**Problem requirements**
Scan the material and copy every line in which "Application" appears.

**Input**
-------

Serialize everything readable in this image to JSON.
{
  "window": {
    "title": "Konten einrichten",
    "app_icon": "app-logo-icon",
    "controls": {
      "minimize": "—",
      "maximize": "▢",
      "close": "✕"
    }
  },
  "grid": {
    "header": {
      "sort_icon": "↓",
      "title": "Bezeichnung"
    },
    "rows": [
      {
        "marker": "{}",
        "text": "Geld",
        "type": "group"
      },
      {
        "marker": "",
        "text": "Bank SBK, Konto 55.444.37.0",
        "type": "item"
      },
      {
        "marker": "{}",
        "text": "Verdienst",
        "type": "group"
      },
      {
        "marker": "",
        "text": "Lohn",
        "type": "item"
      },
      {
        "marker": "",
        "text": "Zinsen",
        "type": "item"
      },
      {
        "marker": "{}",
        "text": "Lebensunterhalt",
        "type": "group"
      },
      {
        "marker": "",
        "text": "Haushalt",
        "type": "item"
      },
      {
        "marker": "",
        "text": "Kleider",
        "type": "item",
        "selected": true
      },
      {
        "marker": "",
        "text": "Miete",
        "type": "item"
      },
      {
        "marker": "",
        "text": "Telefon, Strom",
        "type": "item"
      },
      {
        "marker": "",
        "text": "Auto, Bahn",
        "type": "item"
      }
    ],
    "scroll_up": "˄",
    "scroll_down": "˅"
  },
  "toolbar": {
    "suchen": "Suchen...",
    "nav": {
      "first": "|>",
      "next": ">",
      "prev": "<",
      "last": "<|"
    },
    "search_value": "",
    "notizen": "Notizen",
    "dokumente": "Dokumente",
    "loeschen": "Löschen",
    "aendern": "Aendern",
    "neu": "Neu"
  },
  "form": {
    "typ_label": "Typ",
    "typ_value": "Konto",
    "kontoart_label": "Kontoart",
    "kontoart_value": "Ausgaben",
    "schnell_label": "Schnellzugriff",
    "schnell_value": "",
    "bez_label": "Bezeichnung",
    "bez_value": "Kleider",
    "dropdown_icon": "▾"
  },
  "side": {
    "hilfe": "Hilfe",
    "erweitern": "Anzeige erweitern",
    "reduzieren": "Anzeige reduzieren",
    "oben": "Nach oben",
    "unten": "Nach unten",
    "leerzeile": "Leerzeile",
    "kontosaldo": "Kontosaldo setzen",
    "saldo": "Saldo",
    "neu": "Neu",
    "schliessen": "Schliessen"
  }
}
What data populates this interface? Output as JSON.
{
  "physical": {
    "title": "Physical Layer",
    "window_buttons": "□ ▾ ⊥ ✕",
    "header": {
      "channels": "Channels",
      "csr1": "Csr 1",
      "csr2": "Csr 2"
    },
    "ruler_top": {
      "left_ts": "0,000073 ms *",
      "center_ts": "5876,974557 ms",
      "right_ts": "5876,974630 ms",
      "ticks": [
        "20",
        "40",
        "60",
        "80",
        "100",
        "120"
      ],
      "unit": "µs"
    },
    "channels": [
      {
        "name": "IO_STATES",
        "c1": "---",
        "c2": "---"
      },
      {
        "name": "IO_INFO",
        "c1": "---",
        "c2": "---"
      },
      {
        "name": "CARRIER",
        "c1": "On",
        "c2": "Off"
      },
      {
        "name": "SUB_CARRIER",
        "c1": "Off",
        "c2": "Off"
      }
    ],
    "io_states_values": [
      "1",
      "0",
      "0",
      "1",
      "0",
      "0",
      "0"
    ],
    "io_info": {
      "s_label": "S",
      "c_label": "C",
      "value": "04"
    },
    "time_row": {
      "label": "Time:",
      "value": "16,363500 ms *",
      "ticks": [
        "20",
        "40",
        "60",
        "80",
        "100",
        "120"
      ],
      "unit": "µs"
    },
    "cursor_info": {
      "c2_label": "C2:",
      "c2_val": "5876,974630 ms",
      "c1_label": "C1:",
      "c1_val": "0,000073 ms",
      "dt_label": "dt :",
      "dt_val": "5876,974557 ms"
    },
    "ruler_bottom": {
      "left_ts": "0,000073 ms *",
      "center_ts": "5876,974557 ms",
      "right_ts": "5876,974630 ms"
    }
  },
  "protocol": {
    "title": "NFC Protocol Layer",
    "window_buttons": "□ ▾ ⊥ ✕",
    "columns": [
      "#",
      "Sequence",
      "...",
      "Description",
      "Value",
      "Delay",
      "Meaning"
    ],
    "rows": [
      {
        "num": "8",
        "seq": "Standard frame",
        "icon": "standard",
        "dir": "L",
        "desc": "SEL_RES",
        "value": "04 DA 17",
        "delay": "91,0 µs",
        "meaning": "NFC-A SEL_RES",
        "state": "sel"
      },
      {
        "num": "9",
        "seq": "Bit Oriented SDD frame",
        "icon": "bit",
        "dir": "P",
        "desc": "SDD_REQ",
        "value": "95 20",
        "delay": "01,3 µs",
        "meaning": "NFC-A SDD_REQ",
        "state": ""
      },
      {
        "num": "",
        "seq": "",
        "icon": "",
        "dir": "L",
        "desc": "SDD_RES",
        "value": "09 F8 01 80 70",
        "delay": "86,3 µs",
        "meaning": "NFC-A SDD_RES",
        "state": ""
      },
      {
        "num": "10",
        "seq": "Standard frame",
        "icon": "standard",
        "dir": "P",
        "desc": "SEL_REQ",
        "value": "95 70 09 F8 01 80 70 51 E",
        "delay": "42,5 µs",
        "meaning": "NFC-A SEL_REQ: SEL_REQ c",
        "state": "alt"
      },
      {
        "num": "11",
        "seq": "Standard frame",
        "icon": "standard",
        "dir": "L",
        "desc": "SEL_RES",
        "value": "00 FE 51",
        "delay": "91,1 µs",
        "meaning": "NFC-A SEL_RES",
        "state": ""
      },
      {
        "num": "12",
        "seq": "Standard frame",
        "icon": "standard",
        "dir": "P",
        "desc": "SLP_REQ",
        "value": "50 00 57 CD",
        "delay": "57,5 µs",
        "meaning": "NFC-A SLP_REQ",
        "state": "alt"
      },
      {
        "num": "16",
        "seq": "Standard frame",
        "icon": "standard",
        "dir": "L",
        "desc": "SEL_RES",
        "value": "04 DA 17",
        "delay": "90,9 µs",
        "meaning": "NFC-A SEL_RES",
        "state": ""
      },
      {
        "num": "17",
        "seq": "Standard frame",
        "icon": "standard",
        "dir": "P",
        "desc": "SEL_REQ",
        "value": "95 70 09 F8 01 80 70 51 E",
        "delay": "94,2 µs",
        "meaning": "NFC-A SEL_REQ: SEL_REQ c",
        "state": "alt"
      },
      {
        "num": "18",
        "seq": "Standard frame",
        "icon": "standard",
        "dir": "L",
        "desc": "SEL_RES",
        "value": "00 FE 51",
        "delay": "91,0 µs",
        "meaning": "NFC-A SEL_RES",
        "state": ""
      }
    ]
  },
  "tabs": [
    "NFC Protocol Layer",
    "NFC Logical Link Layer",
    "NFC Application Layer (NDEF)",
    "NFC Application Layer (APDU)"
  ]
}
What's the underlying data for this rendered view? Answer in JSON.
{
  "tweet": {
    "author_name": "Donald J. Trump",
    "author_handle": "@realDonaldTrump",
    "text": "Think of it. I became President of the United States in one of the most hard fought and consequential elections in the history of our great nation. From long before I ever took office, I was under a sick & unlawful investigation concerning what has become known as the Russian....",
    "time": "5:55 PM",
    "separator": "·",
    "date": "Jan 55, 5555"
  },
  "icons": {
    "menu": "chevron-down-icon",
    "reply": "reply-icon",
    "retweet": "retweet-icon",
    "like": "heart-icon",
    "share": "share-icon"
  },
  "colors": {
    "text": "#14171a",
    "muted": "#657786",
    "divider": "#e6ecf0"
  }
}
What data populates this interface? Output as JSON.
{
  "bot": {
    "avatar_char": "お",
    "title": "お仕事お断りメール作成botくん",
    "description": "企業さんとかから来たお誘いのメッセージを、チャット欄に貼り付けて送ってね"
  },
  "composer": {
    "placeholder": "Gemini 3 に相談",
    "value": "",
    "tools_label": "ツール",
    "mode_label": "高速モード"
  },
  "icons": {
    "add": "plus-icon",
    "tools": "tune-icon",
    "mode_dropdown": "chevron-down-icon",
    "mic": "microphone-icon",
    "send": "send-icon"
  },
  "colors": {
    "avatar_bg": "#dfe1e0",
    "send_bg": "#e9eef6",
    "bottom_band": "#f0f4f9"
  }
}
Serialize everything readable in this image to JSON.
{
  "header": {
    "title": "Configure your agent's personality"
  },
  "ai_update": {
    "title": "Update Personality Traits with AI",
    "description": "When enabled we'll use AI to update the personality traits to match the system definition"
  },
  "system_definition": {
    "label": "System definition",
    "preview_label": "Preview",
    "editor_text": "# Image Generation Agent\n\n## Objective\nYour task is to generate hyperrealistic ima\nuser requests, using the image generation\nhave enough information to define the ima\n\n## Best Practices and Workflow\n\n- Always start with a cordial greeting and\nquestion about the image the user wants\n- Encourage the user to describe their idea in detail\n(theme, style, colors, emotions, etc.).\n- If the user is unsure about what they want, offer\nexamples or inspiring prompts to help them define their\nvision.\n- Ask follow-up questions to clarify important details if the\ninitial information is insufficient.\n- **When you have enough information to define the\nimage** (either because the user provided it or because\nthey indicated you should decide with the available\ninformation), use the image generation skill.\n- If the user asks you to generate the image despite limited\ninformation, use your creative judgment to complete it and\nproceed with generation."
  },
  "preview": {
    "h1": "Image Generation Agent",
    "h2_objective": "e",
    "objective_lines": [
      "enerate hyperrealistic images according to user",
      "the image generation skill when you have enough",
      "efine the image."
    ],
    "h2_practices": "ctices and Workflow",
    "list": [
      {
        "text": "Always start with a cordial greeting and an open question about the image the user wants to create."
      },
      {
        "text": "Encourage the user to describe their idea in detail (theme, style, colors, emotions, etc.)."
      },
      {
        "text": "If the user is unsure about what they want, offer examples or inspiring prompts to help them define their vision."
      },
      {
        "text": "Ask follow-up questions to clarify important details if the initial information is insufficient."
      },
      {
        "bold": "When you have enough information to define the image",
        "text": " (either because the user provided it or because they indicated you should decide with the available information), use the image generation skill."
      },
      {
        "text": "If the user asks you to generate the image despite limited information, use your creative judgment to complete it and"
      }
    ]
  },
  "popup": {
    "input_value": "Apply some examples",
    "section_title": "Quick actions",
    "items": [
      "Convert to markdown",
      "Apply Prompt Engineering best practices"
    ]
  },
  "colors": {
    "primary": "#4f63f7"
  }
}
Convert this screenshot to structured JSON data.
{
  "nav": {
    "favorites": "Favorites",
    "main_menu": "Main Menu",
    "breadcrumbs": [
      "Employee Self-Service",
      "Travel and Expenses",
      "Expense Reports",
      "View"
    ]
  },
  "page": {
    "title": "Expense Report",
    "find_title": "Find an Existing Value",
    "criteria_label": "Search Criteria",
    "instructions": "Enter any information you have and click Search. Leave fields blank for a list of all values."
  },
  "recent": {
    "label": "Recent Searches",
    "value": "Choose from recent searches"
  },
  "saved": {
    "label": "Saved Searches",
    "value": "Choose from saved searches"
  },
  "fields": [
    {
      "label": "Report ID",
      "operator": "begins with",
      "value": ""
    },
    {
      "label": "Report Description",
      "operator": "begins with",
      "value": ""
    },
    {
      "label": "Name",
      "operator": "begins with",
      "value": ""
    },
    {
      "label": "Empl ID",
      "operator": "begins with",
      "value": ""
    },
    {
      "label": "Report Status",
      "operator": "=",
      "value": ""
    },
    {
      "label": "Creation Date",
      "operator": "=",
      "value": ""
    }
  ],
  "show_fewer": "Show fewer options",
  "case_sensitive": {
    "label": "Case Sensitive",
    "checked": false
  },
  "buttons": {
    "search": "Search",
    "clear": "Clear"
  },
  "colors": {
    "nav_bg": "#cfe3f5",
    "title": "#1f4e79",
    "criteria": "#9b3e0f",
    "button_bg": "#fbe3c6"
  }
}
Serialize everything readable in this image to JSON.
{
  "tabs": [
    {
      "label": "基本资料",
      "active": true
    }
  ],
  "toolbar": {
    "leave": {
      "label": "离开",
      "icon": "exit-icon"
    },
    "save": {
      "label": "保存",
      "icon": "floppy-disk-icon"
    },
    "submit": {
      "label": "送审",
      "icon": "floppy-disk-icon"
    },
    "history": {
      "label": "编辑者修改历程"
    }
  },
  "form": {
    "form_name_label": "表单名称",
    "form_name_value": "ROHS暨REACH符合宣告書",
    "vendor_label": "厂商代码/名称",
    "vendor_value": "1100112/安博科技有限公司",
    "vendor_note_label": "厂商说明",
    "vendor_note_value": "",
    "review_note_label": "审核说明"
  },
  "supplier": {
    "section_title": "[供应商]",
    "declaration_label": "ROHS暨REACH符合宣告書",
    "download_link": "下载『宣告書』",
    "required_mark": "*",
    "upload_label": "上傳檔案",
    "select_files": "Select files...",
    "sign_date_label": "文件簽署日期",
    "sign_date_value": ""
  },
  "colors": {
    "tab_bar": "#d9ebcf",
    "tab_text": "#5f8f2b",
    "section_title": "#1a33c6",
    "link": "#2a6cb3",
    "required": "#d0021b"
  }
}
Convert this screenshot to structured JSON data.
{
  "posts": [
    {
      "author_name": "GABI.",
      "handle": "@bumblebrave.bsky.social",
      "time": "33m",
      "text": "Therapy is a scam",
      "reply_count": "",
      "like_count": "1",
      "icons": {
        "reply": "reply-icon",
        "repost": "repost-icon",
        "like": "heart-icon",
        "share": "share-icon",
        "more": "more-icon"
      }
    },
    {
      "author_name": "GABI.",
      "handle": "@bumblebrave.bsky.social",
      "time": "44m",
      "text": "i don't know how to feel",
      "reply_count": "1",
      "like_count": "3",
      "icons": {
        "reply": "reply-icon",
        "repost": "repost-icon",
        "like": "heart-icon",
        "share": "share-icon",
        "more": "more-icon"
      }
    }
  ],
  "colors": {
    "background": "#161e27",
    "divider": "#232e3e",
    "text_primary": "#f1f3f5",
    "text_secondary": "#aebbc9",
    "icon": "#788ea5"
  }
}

-------

**Expected answer**
    "NFC Application Layer (NDEF)",
    "NFC Application Layer (APDU)"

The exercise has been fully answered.